▸ **Objective**
Set down the material below in full, matching it exactly.
---
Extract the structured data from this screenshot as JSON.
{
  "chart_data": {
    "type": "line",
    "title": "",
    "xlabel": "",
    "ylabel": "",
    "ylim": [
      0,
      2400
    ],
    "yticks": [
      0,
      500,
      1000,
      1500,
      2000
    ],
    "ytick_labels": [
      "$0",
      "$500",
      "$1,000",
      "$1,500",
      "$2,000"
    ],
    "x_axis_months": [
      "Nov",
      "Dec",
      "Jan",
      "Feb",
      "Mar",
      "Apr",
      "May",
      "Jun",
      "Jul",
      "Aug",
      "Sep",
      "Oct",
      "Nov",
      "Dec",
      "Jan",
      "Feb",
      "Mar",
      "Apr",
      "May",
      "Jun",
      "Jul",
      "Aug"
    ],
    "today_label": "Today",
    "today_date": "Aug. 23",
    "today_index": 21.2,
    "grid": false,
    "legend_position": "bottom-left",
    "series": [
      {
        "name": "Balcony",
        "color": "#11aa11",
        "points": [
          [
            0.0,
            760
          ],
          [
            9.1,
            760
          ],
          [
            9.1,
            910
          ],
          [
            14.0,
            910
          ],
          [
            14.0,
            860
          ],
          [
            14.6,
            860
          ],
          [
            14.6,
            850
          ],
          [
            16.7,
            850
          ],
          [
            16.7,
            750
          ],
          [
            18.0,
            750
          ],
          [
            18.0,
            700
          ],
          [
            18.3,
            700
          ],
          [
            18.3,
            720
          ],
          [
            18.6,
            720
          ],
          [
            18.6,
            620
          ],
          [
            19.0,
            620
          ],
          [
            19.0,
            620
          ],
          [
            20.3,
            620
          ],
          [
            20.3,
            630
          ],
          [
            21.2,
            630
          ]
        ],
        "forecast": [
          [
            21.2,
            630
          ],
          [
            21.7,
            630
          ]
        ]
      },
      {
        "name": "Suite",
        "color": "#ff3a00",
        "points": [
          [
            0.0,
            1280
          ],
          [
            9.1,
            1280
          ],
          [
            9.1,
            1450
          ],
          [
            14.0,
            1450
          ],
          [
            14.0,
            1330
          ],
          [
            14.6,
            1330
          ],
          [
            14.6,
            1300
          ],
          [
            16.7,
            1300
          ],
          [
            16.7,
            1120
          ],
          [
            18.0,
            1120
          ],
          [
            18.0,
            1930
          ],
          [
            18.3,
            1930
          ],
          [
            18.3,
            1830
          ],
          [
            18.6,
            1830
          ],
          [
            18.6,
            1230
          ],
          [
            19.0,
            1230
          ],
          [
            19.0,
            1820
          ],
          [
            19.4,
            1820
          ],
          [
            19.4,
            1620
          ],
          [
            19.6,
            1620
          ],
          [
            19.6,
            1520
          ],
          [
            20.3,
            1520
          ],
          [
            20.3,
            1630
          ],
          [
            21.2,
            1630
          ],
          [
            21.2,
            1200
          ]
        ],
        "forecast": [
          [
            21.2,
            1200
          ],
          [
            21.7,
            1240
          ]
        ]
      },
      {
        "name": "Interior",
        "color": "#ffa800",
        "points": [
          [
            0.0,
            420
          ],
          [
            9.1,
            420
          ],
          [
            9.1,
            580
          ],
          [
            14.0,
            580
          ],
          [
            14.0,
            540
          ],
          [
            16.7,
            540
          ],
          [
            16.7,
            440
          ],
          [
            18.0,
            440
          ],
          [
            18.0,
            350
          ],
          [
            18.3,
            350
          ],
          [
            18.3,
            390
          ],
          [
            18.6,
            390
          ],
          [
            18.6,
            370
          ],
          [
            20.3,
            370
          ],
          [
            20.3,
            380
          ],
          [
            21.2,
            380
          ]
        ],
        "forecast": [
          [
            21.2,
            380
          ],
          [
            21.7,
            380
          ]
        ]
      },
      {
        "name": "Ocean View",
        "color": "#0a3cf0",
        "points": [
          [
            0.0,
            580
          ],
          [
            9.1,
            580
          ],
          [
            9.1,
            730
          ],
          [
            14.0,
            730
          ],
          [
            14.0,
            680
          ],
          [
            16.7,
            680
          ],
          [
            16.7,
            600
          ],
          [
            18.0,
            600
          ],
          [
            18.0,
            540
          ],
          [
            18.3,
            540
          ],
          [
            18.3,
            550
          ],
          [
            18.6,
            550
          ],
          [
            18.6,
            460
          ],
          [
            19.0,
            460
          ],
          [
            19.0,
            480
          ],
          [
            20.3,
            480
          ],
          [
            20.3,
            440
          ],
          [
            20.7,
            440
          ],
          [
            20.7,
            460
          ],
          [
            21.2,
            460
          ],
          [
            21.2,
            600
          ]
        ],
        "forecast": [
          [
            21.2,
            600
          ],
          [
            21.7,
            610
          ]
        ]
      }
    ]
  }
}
---
▸ **Answer to the exercise**
Extract the structured data from this screenshot as JSON.
{
  "chart_data": {
    "type": "line",
    "title": "",
    "xlabel": "",
    "ylabel": "",
    "ylim": [
      0,
      2400
    ],
    "yticks": [
      0,
      500,
      1000,
      1500,
      2000
    ],
    "ytick_labels": [
      "$0",
      "$500",
      "$1,000",
      "$1,500",
      "$2,000"
    ],
    "x_axis_months": [
      "Nov",
      "Dec",
      "Jan",
      "Feb",
      "Mar",
      "Apr",
      "May",
      "Jun",
      "Jul",
      "Aug",
      "Sep",
      "Oct",
      "Nov",
      "Dec",
      "Jan",
      "Feb",
      "Mar",
      "Apr",
      "May",
      "Jun",
      "Jul",
      "Aug"
    ],
    "today_label": "Today",
    "today_date": "Aug. 23",
    "today_index": 21.2,
    "grid": false,
    "legend_position": "bottom-left",
    "series": [
      {
        "name": "Balcony",
        "color": "#11aa11",
        "points": [
          [
            0.0,
            760
          ],
          [
            9.1,
            760
          ],
          [
            9.1,
            910
          ],
          [
            14.0,
            910
          ],
          [
            14.0,
            860
          ],
          [
            14.6,
            860
          ],
          [
            14.6,
            850
          ],
          [
            16.7,
            850
          ],
          [
            16.7,
            750
          ],
          [
            18.0,
            750
          ],
          [
            18.0,
            700
          ],
          [
            18.3,
            700
          ],
          [
            18.3,
            720
          ],
          [
            18.6,
            720
          ],
          [
            18.6,
            620
          ],
          [
            19.0,
            620
          ],
          [
            19.0,
            620
          ],
          [
            20.3,
            620
          ],
          [
            20.3,
            630
          ],
          [
            21.2,
            630
          ]
        ],
        "forecast": [
          [
            21.2,
            630
          ],
          [
            21.7,
            630
          ]
        ]
      },
      {
        "name": "Suite",
        "color": "#ff3a00",
        "points": [
          [
            0.0,
            1280
          ],
          [
            9.1,
            1280
          ],
          [
            9.1,
            1450
          ],
          [
            14.0,
            1450
          ],
          [
            14.0,
            1330
          ],
          [
            14.6,
            1330
          ],
          [
            14.6,
            1300
          ],
          [
            16.7,
            1300
          ],
          [
            16.7,
            1120
          ],
          [
            18.0,
            1120
          ],
          [
            18.0,
            1930
          ],
          [
            18.3,
            1930
          ],
          [
            18.3,
            1830
          ],
          [
            18.6,
            1830
          ],
          [
            18.6,
            1230
          ],
          [
            19.0,
            1230
          ],
          [
            19.0,
            1820
          ],
          [
            19.4,
            1820
          ],
          [
            19.4,
            1620
          ],
          [
            19.6,
            1620
          ],
          [
            19.6,
            1520
          ],
          [
            20.3,
            1520
          ],
          [
            20.3,
            1630
          ],
          [
            21.2,
            1630
          ],
          [
            21.2,
            1200
          ]
        ],
        "forecast": [
          [
            21.2,
            1200
          ],
          [
            21.7,
            1240
          ]
        ]
      },
      {
        "name": "Interior",
        "color": "#ffa800",
        "points": [
          [
            0.0,
            420
          ],
          [
            9.1,
            420
          ],
          [
            9.1,
            580
          ],
          [
            14.0,
            580
          ],
          [
            14.0,
            540
          ],
          [
            16.7,
            540
          ],
          [
            16.7,
            440
          ],
          [
            18.0,
            440
          ],
          [
            18.0,
            350
          ],
          [
            18.3,
            350
          ],
          [
            18.3,
            390
          ],
          [
            18.6,
            390
          ],
          [
            18.6,
            370
          ],
          [
            20.3,
            370
          ],
          [
            20.3,
            380
          ],
          [
            21.2,
            380
          ]
        ],
        "forecast": [
          [
            21.2,
            380
          ],
          [
            21.7,
            380
          ]
        ]
      },
      {
        "name": "Ocean View",
        "color": "#0a3cf0",
        "points": [
          [
            0.0,
            580
          ],
          [
            9.1,
            580
          ],
          [
            9.1,
            730
          ],
          [
            14.0,
            730
          ],
          [
            14.0,
            680
          ],
          [
            16.7,
            680
          ],
          [
            16.7,
            600
          ],
          [
            18.0,
            600
          ],
          [
            18.0,
            540
          ],
          [
            18.3,
            540
          ],
          [
            18.3,
            550
          ],
          [
            18.6,
            550
          ],
          [
            18.6,
            460
          ],
          [
            19.0,
            460
          ],
          [
            19.0,
            480
          ],
          [
            20.3,
            480
          ],
          [
            20.3,
            440
          ],
          [
            20.7,
            440
          ],
          [
            20.7,
            460
          ],
          [
            21.2,
            460
          ],
          [
            21.2,
            600
          ]
        ],
        "forecast": [
          [
            21.2,
            600
          ],
          [
            21.7,
            610
          ]
        ]
      }
    ]
  }
}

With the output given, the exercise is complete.